Source extract:
****************************************

Review – Jason Manford, First World Problems, Derngate, Northampton, 5th July 2013

Jason ManfordThis was one of those comedy gigs where you had to be on the ball to buy the tickets as soon as they went on sale. We’d seen Jason Manford on TV before, mainly in “Show Me The Funny”, a failure of a series in that it wasn’t funny enough, but strangely compelling nevertheless. You saw these hopeful comics trying to break into the big time, only to be criticised savagely by the judges as one by one they were kicked out in the best Reality TV style. Many of the comics were actually very good, and Jason Manford acted as both host and “older brother” to the contestants, trying to be constructive with their acts and cushioning the flak when the comments got tough.

And that was very much Jason Manford that appeared on stage in First World Problems – decent, kind, supportive. It goes without saying that he is very funny; but he’s also very relaxed; you sense he’s very honest – you don’t feel he is putting on an act in any way, but that this is the real him; he’s strangely comforting, like an evening of comedy massage which you can just let wash all over you, so that you feel better for it, and will come out of the theatre refreshed. However there was nothing remotely challenging about his routine; there was never that edgy moment when you were laughing at something which you knew you shouldn’t; there was nothing dangerous, where you felt like he was propelling by the seat of his pants and we would land up in experimental country. It was safe. Even if the subject material was a little dicey from time to time, it still felt extremely safe. Later on, Mrs Chrisparkle and I realised that we found it hard to remember very much of his material. That’s not to say it wasn’t enjoyable because it definitely was – but just not particularly memorable.

****************************************

Listed entries:
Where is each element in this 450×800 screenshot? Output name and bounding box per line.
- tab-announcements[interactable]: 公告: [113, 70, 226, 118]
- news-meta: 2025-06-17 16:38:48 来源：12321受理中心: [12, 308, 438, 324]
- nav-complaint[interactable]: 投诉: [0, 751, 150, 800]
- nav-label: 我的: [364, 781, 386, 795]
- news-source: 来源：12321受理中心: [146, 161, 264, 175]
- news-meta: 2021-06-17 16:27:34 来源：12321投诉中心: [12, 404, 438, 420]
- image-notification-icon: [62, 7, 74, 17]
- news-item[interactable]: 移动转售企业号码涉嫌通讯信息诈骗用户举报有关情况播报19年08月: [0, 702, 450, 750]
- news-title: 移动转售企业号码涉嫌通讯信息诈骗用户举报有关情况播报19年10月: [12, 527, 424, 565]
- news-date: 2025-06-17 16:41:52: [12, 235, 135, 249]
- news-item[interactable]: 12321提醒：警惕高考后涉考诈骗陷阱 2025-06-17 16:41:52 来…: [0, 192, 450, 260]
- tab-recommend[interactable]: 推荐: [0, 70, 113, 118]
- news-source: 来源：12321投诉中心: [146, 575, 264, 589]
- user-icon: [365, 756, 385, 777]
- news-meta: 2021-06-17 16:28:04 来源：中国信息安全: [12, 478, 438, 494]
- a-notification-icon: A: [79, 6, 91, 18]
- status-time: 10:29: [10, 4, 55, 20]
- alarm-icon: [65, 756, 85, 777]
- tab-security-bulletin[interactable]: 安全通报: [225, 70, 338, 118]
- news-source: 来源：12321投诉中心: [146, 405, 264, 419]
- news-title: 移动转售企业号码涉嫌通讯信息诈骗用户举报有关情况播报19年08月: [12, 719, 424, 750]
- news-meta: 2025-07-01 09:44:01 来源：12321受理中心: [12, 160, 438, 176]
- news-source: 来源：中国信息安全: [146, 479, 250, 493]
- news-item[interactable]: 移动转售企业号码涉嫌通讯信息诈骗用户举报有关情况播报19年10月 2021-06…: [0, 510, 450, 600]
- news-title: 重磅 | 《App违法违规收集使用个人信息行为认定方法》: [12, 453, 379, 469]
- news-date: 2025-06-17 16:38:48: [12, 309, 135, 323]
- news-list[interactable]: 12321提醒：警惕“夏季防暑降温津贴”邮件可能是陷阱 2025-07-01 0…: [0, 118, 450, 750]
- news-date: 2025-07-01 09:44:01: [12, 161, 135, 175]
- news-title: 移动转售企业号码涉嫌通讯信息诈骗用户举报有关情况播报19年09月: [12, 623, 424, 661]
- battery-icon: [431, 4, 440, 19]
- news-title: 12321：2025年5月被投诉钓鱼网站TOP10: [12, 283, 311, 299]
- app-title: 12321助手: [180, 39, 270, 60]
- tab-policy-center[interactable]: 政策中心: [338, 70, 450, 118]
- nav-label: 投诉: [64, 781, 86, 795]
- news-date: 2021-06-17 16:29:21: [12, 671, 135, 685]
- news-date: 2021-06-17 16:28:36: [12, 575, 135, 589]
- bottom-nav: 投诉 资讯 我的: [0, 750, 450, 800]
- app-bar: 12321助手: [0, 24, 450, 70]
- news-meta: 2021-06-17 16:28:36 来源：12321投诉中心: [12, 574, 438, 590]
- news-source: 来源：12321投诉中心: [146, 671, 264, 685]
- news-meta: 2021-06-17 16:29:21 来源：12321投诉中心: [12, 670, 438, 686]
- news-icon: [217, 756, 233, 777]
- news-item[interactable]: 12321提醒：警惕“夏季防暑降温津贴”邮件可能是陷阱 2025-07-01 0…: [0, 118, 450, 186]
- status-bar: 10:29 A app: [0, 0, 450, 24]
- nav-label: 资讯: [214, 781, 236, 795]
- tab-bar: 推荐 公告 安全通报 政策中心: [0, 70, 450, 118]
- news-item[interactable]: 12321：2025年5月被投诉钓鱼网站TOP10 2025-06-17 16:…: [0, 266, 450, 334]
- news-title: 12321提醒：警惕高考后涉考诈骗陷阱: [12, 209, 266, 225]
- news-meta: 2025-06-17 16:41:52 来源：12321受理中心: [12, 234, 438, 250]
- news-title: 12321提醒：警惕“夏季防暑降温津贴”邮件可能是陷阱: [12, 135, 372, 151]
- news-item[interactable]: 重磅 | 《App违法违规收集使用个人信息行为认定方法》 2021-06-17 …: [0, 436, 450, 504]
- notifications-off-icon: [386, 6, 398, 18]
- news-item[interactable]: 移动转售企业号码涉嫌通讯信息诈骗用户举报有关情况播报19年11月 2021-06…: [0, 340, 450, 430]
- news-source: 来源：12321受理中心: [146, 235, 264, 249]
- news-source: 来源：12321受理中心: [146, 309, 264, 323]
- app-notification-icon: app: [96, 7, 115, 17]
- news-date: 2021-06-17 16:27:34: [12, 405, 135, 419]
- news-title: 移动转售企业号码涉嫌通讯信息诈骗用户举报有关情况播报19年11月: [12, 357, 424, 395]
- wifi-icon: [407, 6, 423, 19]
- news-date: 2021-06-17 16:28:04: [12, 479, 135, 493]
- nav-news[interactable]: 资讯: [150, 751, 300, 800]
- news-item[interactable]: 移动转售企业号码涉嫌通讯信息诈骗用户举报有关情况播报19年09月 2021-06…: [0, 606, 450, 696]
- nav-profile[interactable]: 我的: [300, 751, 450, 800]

****************************************

Work task: In the Jason Manford review, which TV series does the reviewer mainly remember seeing Manford in? The entries have nothing to do with the review and are separate material.

Task solution: "Show Me The Funny"